Being one among a distinct minority of states to eliminate an element traditionally included in criminal offenses does not, of course, render Florida’s drug law unconstitutional. After all, this Court’s task is not to decide whether the Legislature has made a wise choice — or even one in keeping with the overwhelming majority of jurisdictions — when defining the elements of drug-related offenses. Rather, we must determine whether the Legislature deprived defendants of due process of law under the United States and Florida Constitutions by omitting knowledge of the illicit nature of a controlled substance as an element of the offense.2 When reviewing the constitutional validity of a statute, we must remain mindful of the United States Supreme Court’s consistent recital of the notion that the “existence of a mens rea is the rule of, rather than the exception to, the principles of Anglo-American *425criminal jurisprudence.”3 The inclusion of mens rea as an essential element of an offense is a mechanism that safeguards against the criminalization of innocent conduct. As this Court has recognized, “scienter is often necessary to comport with due process requirements,” and the elimination of this element “from a criminal statute must be done within constitutional constraints.” State v. Giorgetti, 868 So.2d 512, 518, 520 (Fla.2004). Therefore, laws that dispense with the requirement of mens rea require very close judicial scrutiny to ensure their compliance with what the Constitution commands.
Initially, I recognize, as does the majority, that the Legislature’s 2002 amendment to the Act abrogated only the requirement that the State prove a defendant had knowledge of the illicit nature of the controlled substance. See ch.2002-258, § 1, Laws of Fla. (codified at § 893.101(2), Fla. Stat. (2002)). Significantly, the State still bears the burden of proving a defendant’s knowledge of presence in order to establish a defendant’s actual or constructive possession of the controlled substance. See Maestas v. State, 76 So.3d 991, 994-95 (Fla. 4th DCA 2011). Therefore, I agree that “the statute does not punish strictly an unknowing possession or delivery,” id. at 995, thereby saving the Act from being unconstitutionally applied to defendants where knowledge of the presence of the substance is unknown. Cf. United States v. Garrett, 984 F.2d 1402, 1411 (5th Cir.1993) (noting that “a serious due process problem would be raised by application of [a statute criminalizing gun possession on an aircraft], which carries fairly substantial penalties, to someone who did not know and had no reason to know that he was carrying a weapon”).

Material provided:
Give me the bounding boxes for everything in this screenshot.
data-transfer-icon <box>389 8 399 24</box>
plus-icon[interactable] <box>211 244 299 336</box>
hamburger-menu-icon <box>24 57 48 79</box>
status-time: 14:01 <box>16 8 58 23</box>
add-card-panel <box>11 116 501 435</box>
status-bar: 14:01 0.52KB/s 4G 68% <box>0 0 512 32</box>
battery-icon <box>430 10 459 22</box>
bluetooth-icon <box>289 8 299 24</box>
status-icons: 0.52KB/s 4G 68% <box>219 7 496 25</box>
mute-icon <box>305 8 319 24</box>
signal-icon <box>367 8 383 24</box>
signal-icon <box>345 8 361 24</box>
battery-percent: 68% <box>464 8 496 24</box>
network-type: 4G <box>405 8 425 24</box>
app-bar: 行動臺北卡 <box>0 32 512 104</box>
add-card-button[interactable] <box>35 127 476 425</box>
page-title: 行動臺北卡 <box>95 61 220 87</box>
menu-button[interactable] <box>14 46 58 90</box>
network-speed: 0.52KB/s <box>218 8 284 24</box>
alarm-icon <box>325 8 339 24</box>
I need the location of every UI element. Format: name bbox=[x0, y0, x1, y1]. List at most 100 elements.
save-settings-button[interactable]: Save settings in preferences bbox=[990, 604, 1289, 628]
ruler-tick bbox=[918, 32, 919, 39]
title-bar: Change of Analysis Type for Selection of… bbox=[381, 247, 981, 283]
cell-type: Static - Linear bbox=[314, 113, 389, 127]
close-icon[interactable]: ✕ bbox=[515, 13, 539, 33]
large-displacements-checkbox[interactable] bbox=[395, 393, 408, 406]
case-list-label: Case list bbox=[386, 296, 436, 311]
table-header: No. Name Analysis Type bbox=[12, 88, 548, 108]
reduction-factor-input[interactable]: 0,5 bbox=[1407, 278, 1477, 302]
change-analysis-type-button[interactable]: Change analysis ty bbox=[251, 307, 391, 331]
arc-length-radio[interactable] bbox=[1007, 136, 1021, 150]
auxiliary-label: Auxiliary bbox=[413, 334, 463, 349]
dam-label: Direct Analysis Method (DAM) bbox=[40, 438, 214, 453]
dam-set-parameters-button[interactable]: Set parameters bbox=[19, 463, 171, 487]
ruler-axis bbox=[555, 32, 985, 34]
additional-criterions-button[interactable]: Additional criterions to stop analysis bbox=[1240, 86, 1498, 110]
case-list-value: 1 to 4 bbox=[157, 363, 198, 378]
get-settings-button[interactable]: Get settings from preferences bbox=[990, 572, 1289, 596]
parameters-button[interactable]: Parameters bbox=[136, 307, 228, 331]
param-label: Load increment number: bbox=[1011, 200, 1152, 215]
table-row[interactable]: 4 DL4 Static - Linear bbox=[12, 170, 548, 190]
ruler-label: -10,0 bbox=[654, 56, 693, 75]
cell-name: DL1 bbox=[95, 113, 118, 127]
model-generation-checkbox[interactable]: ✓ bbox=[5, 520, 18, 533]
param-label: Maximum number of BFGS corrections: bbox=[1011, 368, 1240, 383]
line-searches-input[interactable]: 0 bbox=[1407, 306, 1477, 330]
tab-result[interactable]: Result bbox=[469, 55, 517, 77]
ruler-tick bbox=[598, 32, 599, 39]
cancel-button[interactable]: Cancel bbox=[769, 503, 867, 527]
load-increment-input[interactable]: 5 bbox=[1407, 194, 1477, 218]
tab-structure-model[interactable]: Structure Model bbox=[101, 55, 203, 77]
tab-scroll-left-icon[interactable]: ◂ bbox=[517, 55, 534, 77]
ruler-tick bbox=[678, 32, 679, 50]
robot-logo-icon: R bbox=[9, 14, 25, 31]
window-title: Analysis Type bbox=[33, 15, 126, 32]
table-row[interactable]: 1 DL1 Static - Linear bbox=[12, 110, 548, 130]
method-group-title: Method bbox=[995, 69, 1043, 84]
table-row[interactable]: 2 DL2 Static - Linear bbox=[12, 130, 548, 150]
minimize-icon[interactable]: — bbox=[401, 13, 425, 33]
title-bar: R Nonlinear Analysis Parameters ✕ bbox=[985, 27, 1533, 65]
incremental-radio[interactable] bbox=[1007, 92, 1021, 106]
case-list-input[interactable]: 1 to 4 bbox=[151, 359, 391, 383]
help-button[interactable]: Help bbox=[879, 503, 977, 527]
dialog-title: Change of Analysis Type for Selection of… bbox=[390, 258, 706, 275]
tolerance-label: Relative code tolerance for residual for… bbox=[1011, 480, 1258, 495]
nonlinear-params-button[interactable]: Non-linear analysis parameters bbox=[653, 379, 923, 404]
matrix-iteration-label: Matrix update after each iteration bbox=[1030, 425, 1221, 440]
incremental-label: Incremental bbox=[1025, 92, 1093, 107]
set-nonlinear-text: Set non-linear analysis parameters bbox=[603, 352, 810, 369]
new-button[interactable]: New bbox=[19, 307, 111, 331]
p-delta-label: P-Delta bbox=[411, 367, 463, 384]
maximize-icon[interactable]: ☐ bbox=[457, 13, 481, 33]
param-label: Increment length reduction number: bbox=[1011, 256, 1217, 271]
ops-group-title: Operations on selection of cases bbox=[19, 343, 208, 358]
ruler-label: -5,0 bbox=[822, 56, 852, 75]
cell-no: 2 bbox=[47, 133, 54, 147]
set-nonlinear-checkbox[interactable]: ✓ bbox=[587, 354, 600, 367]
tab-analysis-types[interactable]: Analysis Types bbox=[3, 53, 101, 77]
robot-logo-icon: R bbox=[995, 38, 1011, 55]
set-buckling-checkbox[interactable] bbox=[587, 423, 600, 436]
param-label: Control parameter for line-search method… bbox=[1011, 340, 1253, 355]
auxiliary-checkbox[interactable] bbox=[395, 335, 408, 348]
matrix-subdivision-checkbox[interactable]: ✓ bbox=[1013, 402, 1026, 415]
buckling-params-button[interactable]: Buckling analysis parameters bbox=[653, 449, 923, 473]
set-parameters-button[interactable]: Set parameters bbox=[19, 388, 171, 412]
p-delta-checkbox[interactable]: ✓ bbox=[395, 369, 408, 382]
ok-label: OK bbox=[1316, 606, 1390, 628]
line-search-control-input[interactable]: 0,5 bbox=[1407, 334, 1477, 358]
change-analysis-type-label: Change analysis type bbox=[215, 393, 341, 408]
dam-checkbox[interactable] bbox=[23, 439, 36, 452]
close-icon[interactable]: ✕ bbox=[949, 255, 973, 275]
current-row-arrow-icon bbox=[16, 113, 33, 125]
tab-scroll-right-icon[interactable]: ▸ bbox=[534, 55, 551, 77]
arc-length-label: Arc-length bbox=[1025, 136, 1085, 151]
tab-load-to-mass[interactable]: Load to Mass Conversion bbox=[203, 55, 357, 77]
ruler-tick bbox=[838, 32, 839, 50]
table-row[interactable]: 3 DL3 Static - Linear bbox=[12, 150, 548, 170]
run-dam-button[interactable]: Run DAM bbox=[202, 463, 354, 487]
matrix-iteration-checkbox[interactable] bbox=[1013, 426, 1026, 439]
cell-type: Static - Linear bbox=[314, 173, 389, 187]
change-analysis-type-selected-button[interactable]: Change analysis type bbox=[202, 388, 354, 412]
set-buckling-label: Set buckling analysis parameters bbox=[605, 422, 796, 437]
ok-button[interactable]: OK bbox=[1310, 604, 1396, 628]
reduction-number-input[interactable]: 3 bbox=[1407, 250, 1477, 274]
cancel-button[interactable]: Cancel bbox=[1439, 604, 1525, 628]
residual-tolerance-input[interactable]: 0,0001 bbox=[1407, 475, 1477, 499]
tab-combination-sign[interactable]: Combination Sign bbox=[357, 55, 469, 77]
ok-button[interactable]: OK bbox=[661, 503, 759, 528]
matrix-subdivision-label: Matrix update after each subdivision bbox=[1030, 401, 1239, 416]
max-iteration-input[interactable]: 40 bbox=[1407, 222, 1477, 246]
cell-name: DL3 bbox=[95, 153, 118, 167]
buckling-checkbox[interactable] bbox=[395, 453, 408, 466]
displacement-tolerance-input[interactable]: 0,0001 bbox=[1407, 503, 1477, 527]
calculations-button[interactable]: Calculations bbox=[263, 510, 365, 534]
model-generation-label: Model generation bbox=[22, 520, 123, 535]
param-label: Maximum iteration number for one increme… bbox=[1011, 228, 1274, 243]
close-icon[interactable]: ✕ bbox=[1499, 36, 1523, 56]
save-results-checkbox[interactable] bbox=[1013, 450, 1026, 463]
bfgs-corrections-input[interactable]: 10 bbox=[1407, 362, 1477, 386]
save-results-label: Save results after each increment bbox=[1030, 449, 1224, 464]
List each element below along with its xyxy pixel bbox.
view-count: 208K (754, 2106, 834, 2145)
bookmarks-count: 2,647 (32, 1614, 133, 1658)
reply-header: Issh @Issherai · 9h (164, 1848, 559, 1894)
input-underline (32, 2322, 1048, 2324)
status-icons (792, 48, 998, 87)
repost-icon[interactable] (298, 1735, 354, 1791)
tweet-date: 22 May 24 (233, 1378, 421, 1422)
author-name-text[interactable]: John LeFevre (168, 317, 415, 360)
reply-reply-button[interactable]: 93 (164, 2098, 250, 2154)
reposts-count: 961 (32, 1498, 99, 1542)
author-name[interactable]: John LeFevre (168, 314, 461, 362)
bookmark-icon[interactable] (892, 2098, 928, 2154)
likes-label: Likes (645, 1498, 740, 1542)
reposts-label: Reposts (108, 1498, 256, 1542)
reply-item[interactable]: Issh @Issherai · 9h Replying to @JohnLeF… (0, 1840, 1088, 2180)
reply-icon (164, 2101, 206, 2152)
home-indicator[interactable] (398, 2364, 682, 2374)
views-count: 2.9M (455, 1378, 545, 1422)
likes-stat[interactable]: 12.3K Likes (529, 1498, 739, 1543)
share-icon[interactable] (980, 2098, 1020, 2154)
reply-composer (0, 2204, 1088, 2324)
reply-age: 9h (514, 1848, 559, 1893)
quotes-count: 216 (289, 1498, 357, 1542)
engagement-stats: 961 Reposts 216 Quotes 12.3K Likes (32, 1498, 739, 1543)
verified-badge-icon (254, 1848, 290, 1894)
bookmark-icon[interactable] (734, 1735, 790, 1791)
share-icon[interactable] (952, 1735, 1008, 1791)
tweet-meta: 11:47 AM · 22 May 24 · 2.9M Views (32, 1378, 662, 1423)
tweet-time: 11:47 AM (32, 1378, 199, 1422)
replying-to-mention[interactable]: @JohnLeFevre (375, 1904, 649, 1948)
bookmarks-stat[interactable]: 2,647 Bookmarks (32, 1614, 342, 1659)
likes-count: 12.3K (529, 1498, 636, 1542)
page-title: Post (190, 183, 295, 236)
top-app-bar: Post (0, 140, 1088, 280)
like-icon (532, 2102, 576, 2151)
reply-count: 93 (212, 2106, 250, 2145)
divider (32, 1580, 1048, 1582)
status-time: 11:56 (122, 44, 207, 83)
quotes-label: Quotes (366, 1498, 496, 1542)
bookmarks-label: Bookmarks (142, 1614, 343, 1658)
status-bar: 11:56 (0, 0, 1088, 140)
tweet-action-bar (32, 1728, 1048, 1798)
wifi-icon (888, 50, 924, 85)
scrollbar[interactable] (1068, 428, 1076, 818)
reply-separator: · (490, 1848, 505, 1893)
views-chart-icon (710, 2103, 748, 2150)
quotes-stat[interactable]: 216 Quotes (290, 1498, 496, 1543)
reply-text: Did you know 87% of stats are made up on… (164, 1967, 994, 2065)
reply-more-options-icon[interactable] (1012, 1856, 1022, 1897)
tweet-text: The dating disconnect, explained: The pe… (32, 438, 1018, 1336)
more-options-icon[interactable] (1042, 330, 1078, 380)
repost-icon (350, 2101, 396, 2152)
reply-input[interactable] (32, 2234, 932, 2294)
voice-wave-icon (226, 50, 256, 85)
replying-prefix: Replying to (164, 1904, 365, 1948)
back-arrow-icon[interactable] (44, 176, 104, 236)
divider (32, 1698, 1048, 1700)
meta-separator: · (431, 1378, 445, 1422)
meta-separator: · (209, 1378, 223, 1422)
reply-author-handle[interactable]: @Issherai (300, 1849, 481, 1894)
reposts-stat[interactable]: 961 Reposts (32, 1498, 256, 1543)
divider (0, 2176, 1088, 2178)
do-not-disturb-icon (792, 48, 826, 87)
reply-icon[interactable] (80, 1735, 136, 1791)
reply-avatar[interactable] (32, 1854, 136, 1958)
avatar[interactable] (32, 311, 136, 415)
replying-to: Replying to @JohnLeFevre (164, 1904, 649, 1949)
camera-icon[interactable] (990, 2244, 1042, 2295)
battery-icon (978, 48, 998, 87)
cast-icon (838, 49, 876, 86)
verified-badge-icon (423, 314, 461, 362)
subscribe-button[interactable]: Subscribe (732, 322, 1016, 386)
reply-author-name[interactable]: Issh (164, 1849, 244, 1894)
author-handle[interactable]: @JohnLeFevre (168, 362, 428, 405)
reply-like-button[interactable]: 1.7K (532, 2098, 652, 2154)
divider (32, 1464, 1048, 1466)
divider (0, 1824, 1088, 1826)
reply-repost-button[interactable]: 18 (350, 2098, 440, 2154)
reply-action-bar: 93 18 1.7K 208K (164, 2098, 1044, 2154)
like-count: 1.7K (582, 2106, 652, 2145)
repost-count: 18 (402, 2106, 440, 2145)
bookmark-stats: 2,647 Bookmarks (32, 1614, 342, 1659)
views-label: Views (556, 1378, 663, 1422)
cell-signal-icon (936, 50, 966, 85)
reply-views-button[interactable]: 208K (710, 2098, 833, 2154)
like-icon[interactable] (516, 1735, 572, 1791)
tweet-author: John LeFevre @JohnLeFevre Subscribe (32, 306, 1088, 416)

List of tasks:
1: Please answer these from the passage on Florida's drug law:
(a) In what year did the Legislature amend the Act?
(b) Which case is quoted as saying that "scienter is often necessary to comport with due process requirements"?
(c) What does the State still bear the burden of proving in order to establish actual or constructive possession?
2: List every court case cited by name in the passage on Florida's drug law.

Results for each task:
1:
(a) 2002
(b) State v. Giorgetti
(c) The defendant's knowledge of the presence of the controlled substance

2:
State v. Giorgetti, 868 So.2d 512 (Fla.2004)
Maestas v. State, 76 So.3d 991 (Fla. 4th DCA 2011)
United States v. Garrett, 984 F.2d 1402 (5th Cir.1993)